Go through the lines below and copy each one that holds the string "Expenses".
======
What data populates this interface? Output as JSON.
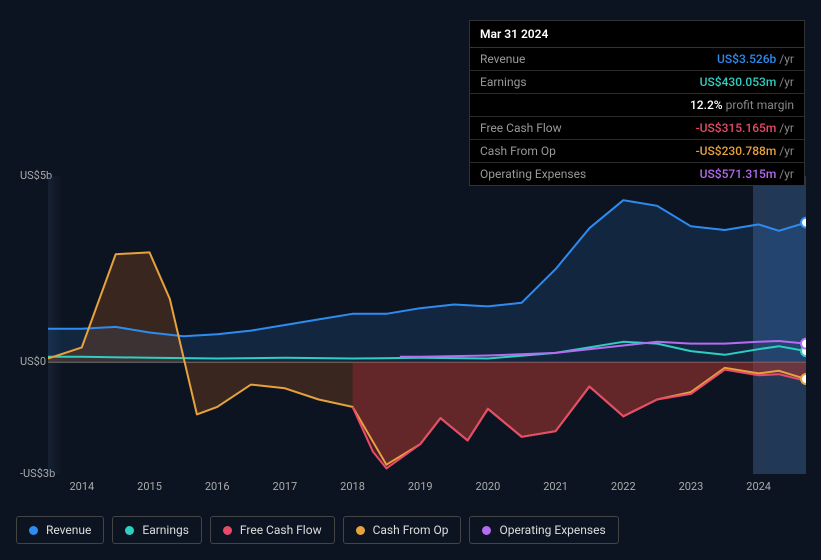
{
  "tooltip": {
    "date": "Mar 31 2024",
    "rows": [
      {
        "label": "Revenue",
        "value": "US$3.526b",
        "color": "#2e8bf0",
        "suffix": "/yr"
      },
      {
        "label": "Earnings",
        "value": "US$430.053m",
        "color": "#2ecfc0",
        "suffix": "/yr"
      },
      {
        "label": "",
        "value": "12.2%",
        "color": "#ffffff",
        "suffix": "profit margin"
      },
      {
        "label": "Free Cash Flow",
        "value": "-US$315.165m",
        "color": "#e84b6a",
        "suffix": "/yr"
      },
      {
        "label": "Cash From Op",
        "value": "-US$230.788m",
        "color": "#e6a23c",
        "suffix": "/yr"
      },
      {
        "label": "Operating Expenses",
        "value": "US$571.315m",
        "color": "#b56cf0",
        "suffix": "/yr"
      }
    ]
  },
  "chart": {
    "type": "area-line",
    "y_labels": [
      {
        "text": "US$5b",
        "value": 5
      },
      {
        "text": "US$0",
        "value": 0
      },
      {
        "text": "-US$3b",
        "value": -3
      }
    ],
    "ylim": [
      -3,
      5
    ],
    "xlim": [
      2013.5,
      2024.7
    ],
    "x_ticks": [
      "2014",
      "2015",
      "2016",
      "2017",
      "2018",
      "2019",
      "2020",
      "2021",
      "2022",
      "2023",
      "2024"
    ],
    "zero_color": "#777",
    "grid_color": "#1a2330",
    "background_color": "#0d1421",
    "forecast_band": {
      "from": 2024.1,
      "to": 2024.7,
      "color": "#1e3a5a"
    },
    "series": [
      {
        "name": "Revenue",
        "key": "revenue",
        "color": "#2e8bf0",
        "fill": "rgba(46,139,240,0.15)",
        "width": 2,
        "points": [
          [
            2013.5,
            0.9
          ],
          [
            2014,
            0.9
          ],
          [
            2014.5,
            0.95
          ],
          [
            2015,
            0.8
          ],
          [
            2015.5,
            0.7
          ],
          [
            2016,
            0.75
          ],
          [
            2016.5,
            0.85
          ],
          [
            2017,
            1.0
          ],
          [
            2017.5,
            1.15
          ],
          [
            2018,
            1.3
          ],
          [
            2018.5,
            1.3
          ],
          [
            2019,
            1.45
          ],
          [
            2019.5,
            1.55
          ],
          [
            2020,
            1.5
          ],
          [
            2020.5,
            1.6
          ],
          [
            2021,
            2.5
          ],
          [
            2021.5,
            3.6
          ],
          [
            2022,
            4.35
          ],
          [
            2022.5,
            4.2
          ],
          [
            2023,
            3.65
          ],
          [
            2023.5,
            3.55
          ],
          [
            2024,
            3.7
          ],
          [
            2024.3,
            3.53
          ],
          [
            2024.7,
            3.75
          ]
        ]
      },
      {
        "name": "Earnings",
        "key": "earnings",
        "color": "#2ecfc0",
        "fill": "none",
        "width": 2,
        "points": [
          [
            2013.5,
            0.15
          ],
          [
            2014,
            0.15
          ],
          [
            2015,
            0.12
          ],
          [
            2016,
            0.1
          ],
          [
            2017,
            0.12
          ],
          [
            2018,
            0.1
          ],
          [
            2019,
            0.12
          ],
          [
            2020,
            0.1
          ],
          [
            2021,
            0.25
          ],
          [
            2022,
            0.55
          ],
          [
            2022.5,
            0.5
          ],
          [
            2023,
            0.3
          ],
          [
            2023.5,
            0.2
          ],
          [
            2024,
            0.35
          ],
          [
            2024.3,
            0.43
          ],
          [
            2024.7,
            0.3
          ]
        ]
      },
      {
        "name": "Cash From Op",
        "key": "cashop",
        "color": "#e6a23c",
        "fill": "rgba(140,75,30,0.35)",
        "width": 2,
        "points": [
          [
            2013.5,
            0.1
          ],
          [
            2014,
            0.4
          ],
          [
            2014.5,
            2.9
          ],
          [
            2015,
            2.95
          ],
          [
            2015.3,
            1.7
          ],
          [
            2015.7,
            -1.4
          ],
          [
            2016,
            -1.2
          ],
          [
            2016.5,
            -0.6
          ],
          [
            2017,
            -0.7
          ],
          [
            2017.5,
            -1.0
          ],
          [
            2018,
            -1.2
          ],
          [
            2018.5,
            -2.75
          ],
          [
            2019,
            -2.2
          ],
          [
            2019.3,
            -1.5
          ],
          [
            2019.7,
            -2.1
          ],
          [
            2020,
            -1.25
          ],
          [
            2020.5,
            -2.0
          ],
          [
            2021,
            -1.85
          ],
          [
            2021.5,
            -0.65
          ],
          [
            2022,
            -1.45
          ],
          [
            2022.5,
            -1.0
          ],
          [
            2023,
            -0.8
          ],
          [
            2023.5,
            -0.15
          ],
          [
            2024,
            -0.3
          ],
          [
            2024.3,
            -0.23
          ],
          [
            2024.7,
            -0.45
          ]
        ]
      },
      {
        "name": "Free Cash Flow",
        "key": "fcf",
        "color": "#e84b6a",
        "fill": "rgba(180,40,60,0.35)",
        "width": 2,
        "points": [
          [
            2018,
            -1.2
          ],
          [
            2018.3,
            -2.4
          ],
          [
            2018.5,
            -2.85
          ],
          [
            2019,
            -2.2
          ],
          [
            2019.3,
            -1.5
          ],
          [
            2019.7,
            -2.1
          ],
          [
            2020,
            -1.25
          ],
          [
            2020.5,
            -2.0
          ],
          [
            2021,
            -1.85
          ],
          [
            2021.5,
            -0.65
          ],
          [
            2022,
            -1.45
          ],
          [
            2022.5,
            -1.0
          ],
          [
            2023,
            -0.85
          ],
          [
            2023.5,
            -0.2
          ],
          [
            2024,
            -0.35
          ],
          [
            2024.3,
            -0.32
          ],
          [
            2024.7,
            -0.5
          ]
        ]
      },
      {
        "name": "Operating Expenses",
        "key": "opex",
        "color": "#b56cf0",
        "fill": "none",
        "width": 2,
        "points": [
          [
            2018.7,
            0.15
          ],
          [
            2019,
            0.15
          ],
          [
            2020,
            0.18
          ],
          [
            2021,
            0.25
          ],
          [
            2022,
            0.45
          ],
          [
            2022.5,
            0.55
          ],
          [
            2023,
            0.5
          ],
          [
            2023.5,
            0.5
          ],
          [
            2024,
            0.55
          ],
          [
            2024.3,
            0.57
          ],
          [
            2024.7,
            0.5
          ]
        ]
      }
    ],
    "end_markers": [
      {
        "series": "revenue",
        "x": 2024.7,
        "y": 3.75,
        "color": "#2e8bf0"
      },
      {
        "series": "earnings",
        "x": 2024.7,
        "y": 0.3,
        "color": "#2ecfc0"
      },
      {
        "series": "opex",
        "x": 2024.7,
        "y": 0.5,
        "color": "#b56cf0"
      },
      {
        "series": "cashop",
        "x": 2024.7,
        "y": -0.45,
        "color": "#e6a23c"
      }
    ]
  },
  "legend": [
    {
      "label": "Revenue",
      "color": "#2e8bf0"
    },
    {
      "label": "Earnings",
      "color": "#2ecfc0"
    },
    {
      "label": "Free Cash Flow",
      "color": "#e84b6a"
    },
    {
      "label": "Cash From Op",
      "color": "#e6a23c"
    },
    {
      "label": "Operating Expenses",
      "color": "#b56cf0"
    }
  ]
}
======
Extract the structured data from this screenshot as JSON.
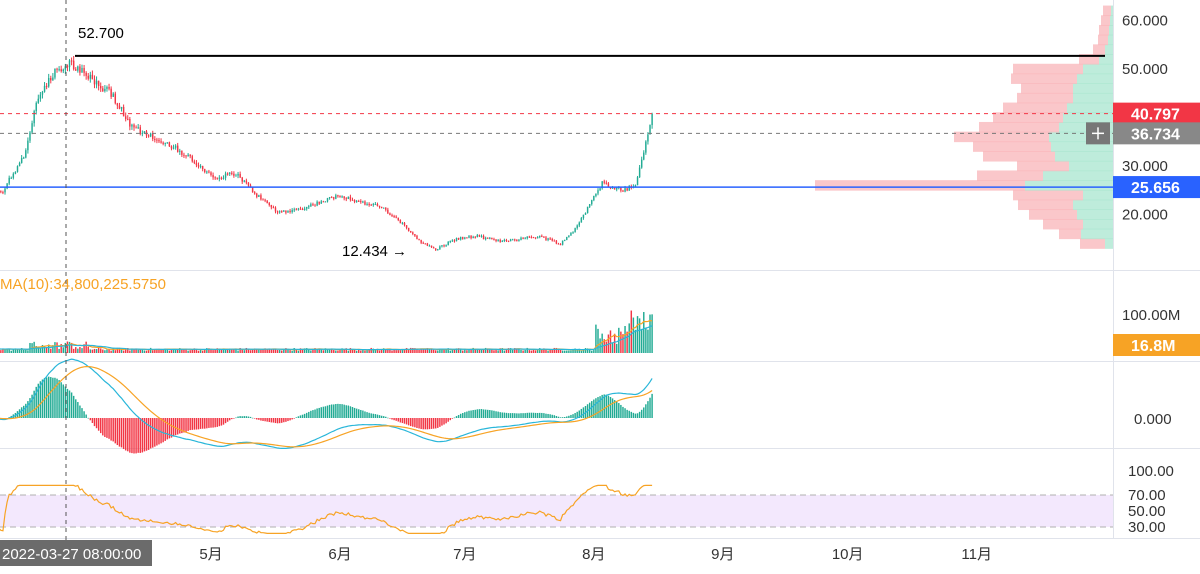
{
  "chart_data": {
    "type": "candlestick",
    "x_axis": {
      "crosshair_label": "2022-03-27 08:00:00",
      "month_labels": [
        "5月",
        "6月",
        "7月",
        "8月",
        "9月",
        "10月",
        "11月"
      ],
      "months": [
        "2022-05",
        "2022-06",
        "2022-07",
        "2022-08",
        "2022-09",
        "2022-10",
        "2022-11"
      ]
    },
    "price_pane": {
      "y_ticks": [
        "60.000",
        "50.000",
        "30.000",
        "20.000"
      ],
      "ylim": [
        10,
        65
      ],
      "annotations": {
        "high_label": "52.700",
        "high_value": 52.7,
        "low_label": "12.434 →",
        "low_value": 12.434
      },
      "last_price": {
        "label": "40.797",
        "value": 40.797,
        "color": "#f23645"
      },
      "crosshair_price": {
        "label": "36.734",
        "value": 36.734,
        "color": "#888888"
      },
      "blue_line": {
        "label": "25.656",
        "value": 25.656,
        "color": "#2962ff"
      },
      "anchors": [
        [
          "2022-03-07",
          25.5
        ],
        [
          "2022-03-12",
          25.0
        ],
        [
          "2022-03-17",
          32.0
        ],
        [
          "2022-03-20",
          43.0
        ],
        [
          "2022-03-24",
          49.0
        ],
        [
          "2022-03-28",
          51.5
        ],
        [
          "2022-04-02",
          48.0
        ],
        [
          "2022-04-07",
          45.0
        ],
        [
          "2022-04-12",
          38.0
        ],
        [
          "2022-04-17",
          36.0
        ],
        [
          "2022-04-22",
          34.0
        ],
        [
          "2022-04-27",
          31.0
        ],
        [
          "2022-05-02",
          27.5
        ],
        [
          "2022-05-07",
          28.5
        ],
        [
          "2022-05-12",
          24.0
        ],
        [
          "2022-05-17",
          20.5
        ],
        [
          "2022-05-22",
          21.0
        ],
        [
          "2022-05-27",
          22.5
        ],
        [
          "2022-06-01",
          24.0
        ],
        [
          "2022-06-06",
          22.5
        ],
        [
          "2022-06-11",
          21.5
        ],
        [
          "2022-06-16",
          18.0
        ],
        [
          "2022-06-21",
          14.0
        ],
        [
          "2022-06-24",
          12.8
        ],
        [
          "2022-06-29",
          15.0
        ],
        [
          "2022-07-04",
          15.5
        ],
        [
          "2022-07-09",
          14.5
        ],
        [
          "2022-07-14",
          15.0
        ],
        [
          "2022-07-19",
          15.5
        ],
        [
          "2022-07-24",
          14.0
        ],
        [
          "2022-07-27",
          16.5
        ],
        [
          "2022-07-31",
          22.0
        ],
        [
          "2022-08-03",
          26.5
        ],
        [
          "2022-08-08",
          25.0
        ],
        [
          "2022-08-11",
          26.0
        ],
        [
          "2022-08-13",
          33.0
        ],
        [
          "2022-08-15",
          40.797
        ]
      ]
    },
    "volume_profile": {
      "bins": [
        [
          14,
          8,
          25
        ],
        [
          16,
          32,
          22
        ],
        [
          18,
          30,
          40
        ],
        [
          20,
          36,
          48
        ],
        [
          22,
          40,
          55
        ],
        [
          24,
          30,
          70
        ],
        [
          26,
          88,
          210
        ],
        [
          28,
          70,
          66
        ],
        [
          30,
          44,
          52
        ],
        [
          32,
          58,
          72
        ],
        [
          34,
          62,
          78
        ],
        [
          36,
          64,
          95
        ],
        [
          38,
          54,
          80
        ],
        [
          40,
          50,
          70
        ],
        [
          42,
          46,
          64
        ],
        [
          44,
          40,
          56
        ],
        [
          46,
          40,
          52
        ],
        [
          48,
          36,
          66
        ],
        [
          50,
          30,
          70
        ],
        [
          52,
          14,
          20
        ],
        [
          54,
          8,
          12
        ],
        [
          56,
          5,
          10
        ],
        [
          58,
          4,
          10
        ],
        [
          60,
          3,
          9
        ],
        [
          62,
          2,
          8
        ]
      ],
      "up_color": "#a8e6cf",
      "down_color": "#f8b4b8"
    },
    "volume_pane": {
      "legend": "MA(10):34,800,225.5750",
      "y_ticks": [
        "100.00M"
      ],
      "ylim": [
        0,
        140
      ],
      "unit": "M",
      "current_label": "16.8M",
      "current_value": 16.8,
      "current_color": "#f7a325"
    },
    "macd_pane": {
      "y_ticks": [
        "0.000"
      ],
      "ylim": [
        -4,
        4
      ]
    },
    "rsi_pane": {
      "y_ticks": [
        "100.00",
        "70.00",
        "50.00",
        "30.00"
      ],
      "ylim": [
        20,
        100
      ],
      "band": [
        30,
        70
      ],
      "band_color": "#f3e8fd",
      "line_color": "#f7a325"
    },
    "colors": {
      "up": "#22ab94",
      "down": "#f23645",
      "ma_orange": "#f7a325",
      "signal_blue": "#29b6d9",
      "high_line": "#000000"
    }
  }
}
======
**TASK OUTPUT:**
        "label": "Operating Expenses",
        "name": "Operating Expenses",
      "label": "Operating Expenses",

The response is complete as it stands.